### TASK TO COMPLETE:
Copy every item below line for line, leaving out the pictures.
###
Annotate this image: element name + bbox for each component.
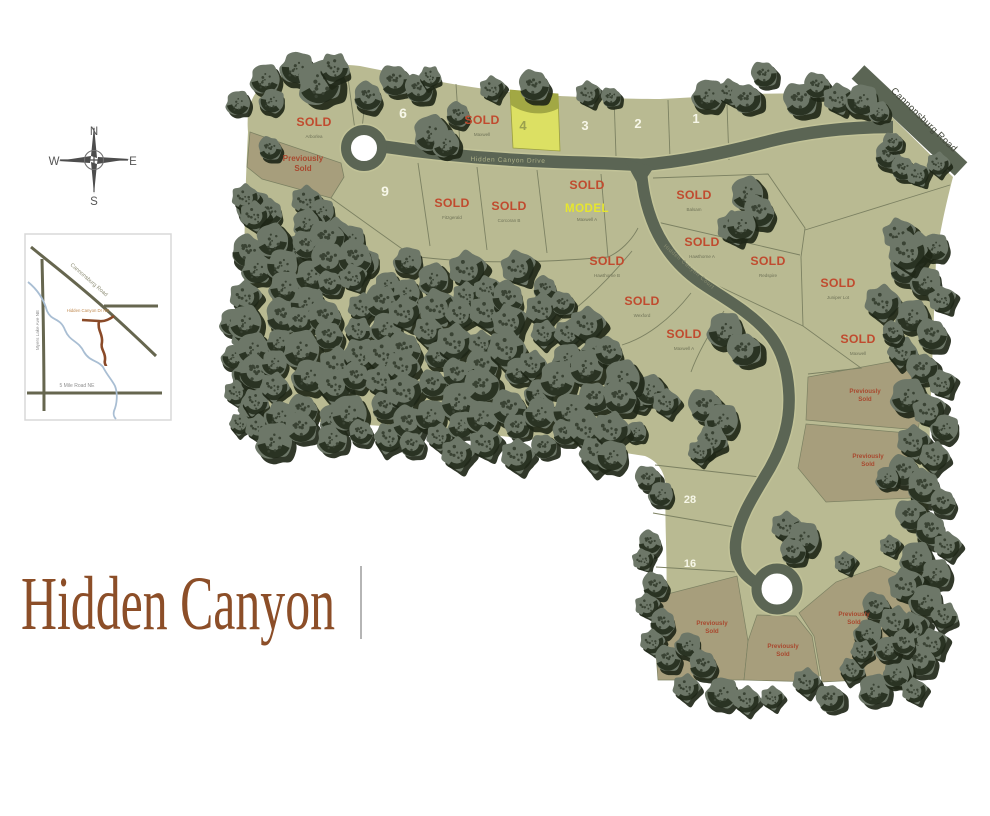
svg-text:SOLD: SOLD xyxy=(624,294,659,308)
svg-text:S: S xyxy=(90,196,98,208)
svg-text:SOLD: SOLD xyxy=(750,254,785,268)
svg-text:Hawthorne A: Hawthorne A xyxy=(689,254,715,259)
svg-text:SOLD: SOLD xyxy=(589,254,624,268)
svg-text:6: 6 xyxy=(399,105,407,121)
svg-text:SOLD: SOLD xyxy=(684,235,719,249)
svg-text:Redspire: Redspire xyxy=(759,273,778,278)
svg-text:Myers Lake Ave NE: Myers Lake Ave NE xyxy=(35,310,40,350)
svg-text:Maxwell A: Maxwell A xyxy=(674,346,694,351)
svg-text:Sold: Sold xyxy=(847,619,861,626)
svg-text:Maxwell: Maxwell xyxy=(850,351,866,356)
svg-text:9: 9 xyxy=(381,183,389,199)
svg-text:28: 28 xyxy=(684,494,696,506)
svg-text:N: N xyxy=(90,126,98,138)
svg-text:Wexford: Wexford xyxy=(634,313,651,318)
svg-text:SOLD: SOLD xyxy=(434,196,469,210)
svg-text:Previously: Previously xyxy=(849,388,881,395)
svg-text:SOLD: SOLD xyxy=(296,115,331,129)
svg-text:Hawthorne B: Hawthorne B xyxy=(594,273,620,278)
svg-text:SOLD: SOLD xyxy=(676,188,711,202)
svg-text:Corcoran B: Corcoran B xyxy=(498,218,521,223)
svg-text:1: 1 xyxy=(692,111,699,126)
svg-text:SOLD: SOLD xyxy=(464,113,499,127)
svg-text:16: 16 xyxy=(684,558,696,570)
svg-text:SOLD: SOLD xyxy=(491,199,526,213)
svg-text:Sold: Sold xyxy=(858,396,872,403)
svg-text:Fitzgerald: Fitzgerald xyxy=(442,215,462,220)
svg-text:5 Mile Road NE: 5 Mile Road NE xyxy=(59,383,95,389)
svg-text:Sold: Sold xyxy=(294,164,311,173)
svg-text:Maxwell A: Maxwell A xyxy=(577,217,597,222)
svg-text:Hidden Canyon Dr NE: Hidden Canyon Dr NE xyxy=(67,308,110,313)
svg-text:3: 3 xyxy=(581,118,588,133)
svg-text:E: E xyxy=(129,156,137,168)
svg-text:Maxwell: Maxwell xyxy=(474,132,490,137)
svg-text:Balsam: Balsam xyxy=(686,207,701,212)
svg-text:SOLD: SOLD xyxy=(666,327,701,341)
svg-text:2: 2 xyxy=(634,116,641,131)
svg-text:Hidden Canyon: Hidden Canyon xyxy=(21,562,335,646)
svg-text:Sold: Sold xyxy=(705,628,719,635)
svg-text:Previously: Previously xyxy=(852,453,884,460)
svg-text:Sold: Sold xyxy=(776,651,790,658)
svg-text:Previously: Previously xyxy=(838,611,870,618)
svg-text:Previously: Previously xyxy=(767,643,799,650)
svg-text:MODEL: MODEL xyxy=(565,203,609,215)
svg-text:4: 4 xyxy=(519,118,527,133)
svg-text:Previously: Previously xyxy=(283,154,324,163)
svg-text:Previously: Previously xyxy=(696,620,728,627)
svg-text:SOLD: SOLD xyxy=(820,276,855,290)
svg-text:SOLD: SOLD xyxy=(840,332,875,346)
svg-text:Arborlea: Arborlea xyxy=(305,134,323,139)
svg-text:Juniper Lot: Juniper Lot xyxy=(827,295,850,300)
svg-text:SOLD: SOLD xyxy=(569,178,604,192)
svg-text:W: W xyxy=(49,156,60,168)
svg-text:Sold: Sold xyxy=(861,461,875,468)
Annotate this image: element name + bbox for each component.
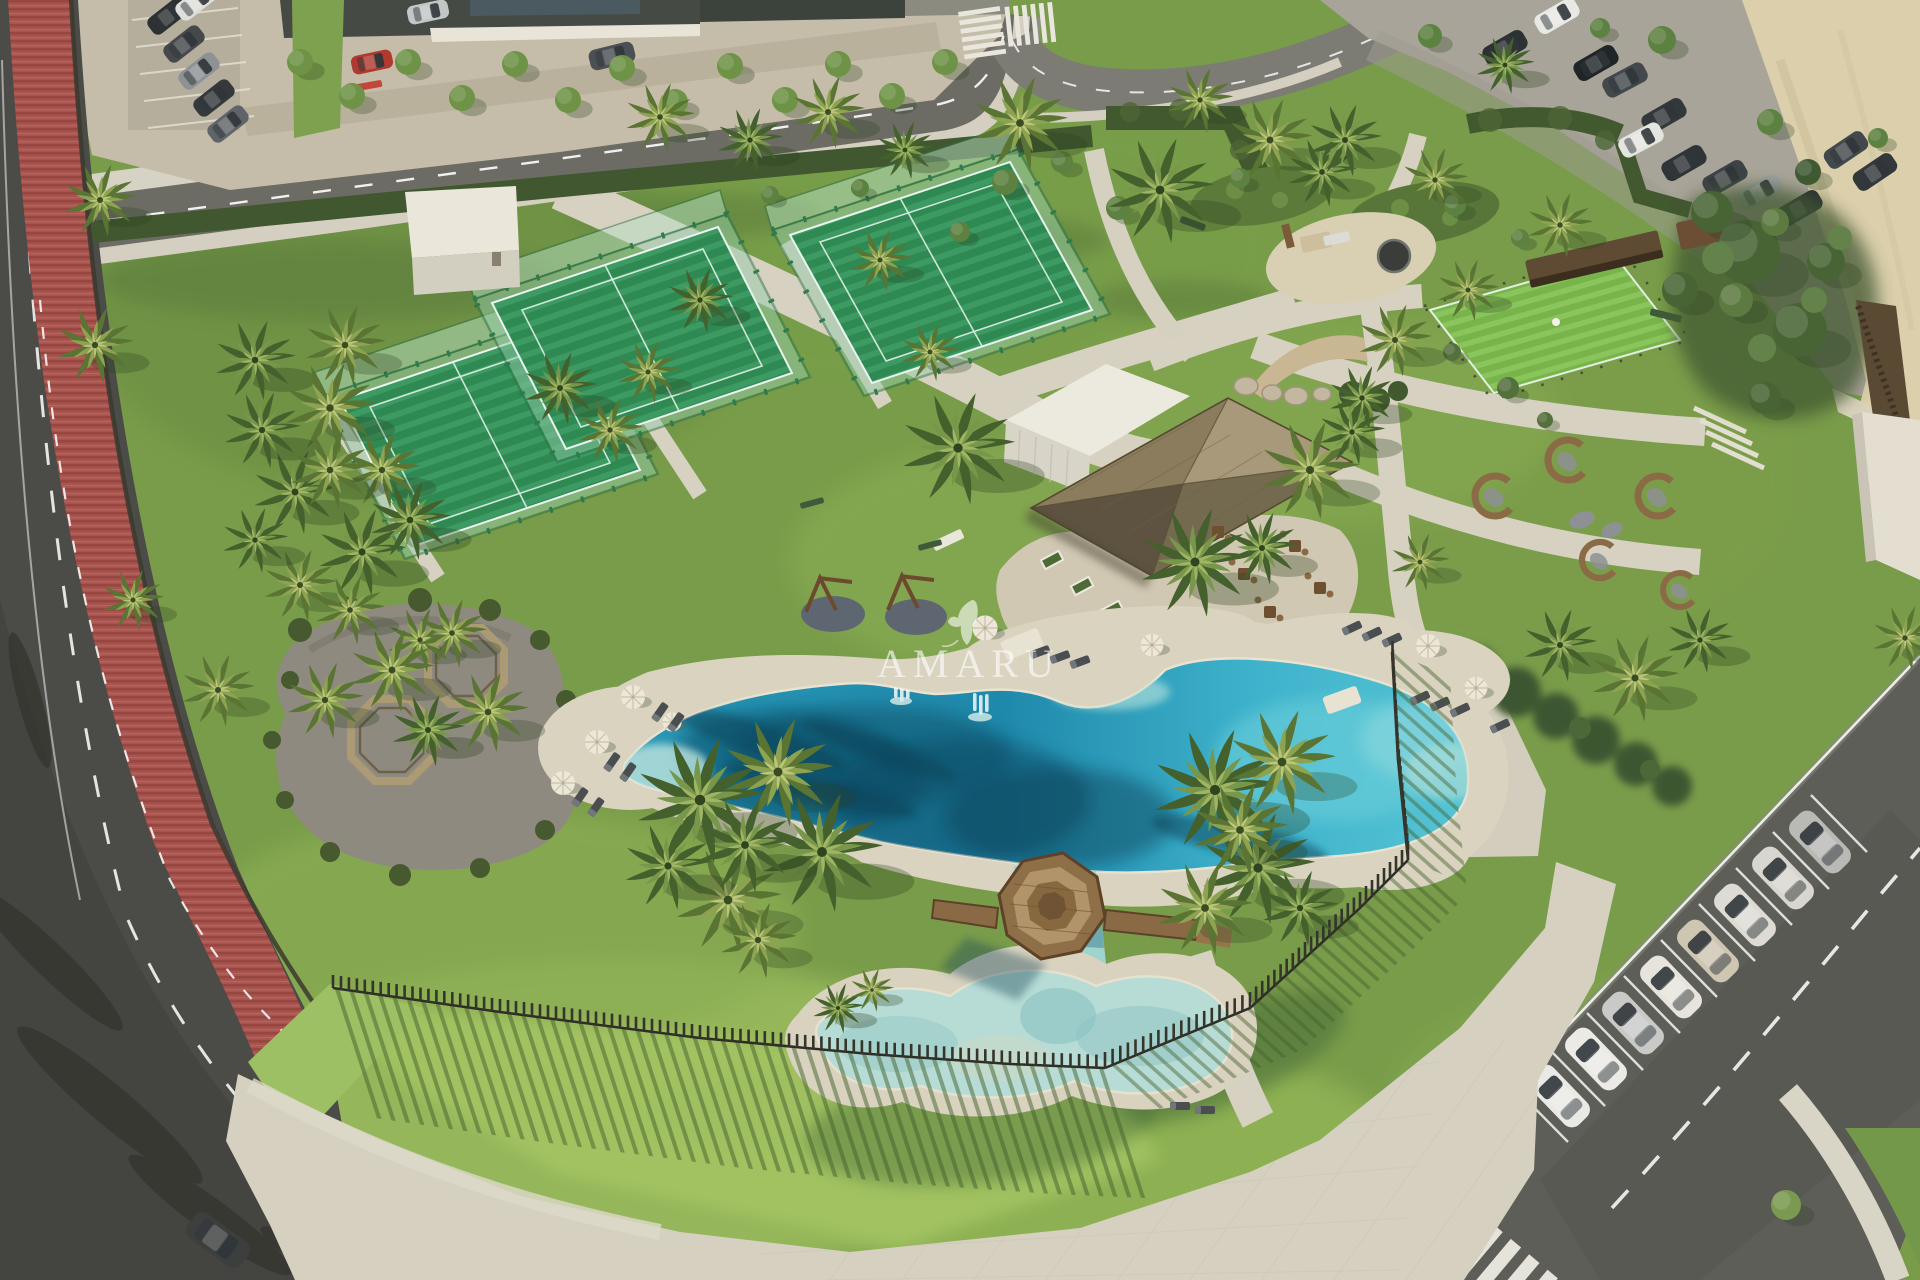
svg-text:AMARU: AMARU <box>877 641 1061 686</box>
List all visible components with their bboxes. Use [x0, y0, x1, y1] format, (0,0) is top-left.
###
### COMPLETED TASK:
Annotate this image: element name + bbox for each component.
svg-text:SOLD: SOLD xyxy=(624,294,659,308)
svg-text:S: S xyxy=(90,196,98,208)
svg-text:SOLD: SOLD xyxy=(750,254,785,268)
svg-text:Hawthorne A: Hawthorne A xyxy=(689,254,715,259)
svg-text:SOLD: SOLD xyxy=(589,254,624,268)
svg-text:6: 6 xyxy=(399,105,407,121)
svg-text:SOLD: SOLD xyxy=(684,235,719,249)
svg-text:Redspire: Redspire xyxy=(759,273,778,278)
svg-text:Myers Lake Ave NE: Myers Lake Ave NE xyxy=(35,310,40,350)
svg-text:Maxwell A: Maxwell A xyxy=(674,346,694,351)
svg-text:Sold: Sold xyxy=(847,619,861,626)
svg-text:Maxwell: Maxwell xyxy=(850,351,866,356)
svg-text:9: 9 xyxy=(381,183,389,199)
svg-text:28: 28 xyxy=(684,494,696,506)
svg-text:N: N xyxy=(90,126,98,138)
svg-text:Wexford: Wexford xyxy=(634,313,651,318)
svg-text:SOLD: SOLD xyxy=(434,196,469,210)
svg-text:Previously: Previously xyxy=(849,388,881,395)
svg-text:SOLD: SOLD xyxy=(296,115,331,129)
svg-text:Hawthorne B: Hawthorne B xyxy=(594,273,620,278)
svg-text:SOLD: SOLD xyxy=(676,188,711,202)
svg-text:Corcoran B: Corcoran B xyxy=(498,218,521,223)
svg-text:1: 1 xyxy=(692,111,699,126)
svg-text:SOLD: SOLD xyxy=(464,113,499,127)
svg-text:16: 16 xyxy=(684,558,696,570)
svg-text:SOLD: SOLD xyxy=(491,199,526,213)
svg-text:Sold: Sold xyxy=(858,396,872,403)
svg-text:Fitzgerald: Fitzgerald xyxy=(442,215,462,220)
svg-text:5 Mile Road NE: 5 Mile Road NE xyxy=(59,383,95,389)
svg-text:Sold: Sold xyxy=(294,164,311,173)
svg-text:Maxwell A: Maxwell A xyxy=(577,217,597,222)
svg-text:Hidden Canyon Dr NE: Hidden Canyon Dr NE xyxy=(67,308,110,313)
svg-text:3: 3 xyxy=(581,118,588,133)
svg-text:E: E xyxy=(129,156,137,168)
svg-text:Maxwell: Maxwell xyxy=(474,132,490,137)
svg-text:Balsam: Balsam xyxy=(686,207,701,212)
svg-text:SOLD: SOLD xyxy=(666,327,701,341)
svg-text:2: 2 xyxy=(634,116,641,131)
svg-text:Hidden Canyon: Hidden Canyon xyxy=(21,562,335,646)
svg-text:Sold: Sold xyxy=(705,628,719,635)
svg-text:Previously: Previously xyxy=(852,453,884,460)
svg-text:Sold: Sold xyxy=(776,651,790,658)
svg-text:Previously: Previously xyxy=(838,611,870,618)
svg-text:Previously: Previously xyxy=(767,643,799,650)
svg-text:MODEL: MODEL xyxy=(565,203,609,215)
svg-text:4: 4 xyxy=(519,118,527,133)
svg-text:Previously: Previously xyxy=(283,154,324,163)
svg-text:Previously: Previously xyxy=(696,620,728,627)
svg-text:SOLD: SOLD xyxy=(820,276,855,290)
svg-text:SOLD: SOLD xyxy=(840,332,875,346)
svg-text:Arborlea: Arborlea xyxy=(305,134,323,139)
svg-text:Juniper Lot: Juniper Lot xyxy=(827,295,850,300)
svg-text:SOLD: SOLD xyxy=(569,178,604,192)
svg-text:W: W xyxy=(49,156,60,168)
svg-text:Sold: Sold xyxy=(861,461,875,468)
Annotate this image: element name + bbox for each component.
svg-text:AMARU: AMARU <box>877 641 1061 686</box>
List all visible components with their bboxes. Use [x0, y0, x1, y1] format, (0,0) is top-left.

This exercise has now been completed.